<<<<

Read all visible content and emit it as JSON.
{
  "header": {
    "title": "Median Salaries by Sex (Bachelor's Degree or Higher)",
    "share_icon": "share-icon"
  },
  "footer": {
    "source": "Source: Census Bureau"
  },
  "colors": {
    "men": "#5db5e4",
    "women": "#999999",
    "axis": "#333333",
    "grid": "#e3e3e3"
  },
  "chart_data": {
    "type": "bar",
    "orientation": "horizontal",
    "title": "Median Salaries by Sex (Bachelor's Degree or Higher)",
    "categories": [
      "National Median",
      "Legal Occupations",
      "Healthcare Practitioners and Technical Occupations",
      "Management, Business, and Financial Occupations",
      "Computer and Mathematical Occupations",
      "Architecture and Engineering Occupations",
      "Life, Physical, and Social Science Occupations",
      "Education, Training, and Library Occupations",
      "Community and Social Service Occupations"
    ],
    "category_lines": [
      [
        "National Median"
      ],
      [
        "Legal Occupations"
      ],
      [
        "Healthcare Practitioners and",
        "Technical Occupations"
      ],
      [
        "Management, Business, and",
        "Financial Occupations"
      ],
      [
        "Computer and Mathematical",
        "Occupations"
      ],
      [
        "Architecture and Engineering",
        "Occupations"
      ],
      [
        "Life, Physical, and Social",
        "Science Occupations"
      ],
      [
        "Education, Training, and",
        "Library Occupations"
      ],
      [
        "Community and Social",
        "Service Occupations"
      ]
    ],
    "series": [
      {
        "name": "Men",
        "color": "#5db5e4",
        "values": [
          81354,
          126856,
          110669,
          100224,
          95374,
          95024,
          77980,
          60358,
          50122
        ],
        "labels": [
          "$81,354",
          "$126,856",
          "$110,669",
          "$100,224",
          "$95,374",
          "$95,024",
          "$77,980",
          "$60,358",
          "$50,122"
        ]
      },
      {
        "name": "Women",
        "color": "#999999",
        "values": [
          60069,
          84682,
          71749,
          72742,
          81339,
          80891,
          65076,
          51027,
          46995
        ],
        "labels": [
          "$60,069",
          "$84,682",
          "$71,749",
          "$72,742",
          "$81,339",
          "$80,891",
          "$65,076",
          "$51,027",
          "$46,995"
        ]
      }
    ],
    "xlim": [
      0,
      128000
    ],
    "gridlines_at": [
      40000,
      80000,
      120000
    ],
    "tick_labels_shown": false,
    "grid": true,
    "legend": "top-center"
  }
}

>>>>

→ **REQUIREMENT**
Type out the whole listing above again, exactly as it stands.

→ **WRITTEN RESPONSE**
Read all visible content and emit it as JSON.
{
  "header": {
    "title": "Median Salaries by Sex (Bachelor's Degree or Higher)",
    "share_icon": "share-icon"
  },
  "footer": {
    "source": "Source: Census Bureau"
  },
  "colors": {
    "men": "#5db5e4",
    "women": "#999999",
    "axis": "#333333",
    "grid": "#e3e3e3"
  },
  "chart_data": {
    "type": "bar",
    "orientation": "horizontal",
    "title": "Median Salaries by Sex (Bachelor's Degree or Higher)",
    "categories": [
      "National Median",
      "Legal Occupations",
      "Healthcare Practitioners and Technical Occupations",
      "Management, Business, and Financial Occupations",
      "Computer and Mathematical Occupations",
      "Architecture and Engineering Occupations",
      "Life, Physical, and Social Science Occupations",
      "Education, Training, and Library Occupations",
      "Community and Social Service Occupations"
    ],
    "category_lines": [
      [
        "National Median"
      ],
      [
        "Legal Occupations"
      ],
      [
        "Healthcare Practitioners and",
        "Technical Occupations"
      ],
      [
        "Management, Business, and",
        "Financial Occupations"
      ],
      [
        "Computer and Mathematical",
        "Occupations"
      ],
      [
        "Architecture and Engineering",
        "Occupations"
      ],
      [
        "Life, Physical, and Social",
        "Science Occupations"
      ],
      [
        "Education, Training, and",
        "Library Occupations"
      ],
      [
        "Community and Social",
        "Service Occupations"
      ]
    ],
    "series": [
      {
        "name": "Men",
        "color": "#5db5e4",
        "values": [
          81354,
          126856,
          110669,
          100224,
          95374,
          95024,
          77980,
          60358,
          50122
        ],
        "labels": [
          "$81,354",
          "$126,856",
          "$110,669",
          "$100,224",
          "$95,374",
          "$95,024",
          "$77,980",
          "$60,358",
          "$50,122"
        ]
      },
      {
        "name": "Women",
        "color": "#999999",
        "values": [
          60069,
          84682,
          71749,
          72742,
          81339,
          80891,
          65076,
          51027,
          46995
        ],
        "labels": [
          "$60,069",
          "$84,682",
          "$71,749",
          "$72,742",
          "$81,339",
          "$80,891",
          "$65,076",
          "$51,027",
          "$46,995"
        ]
      }
    ],
    "xlim": [
      0,
      128000
    ],
    "gridlines_at": [
      40000,
      80000,
      120000
    ],
    "tick_labels_shown": false,
    "grid": true,
    "legend": "top-center"
  }
}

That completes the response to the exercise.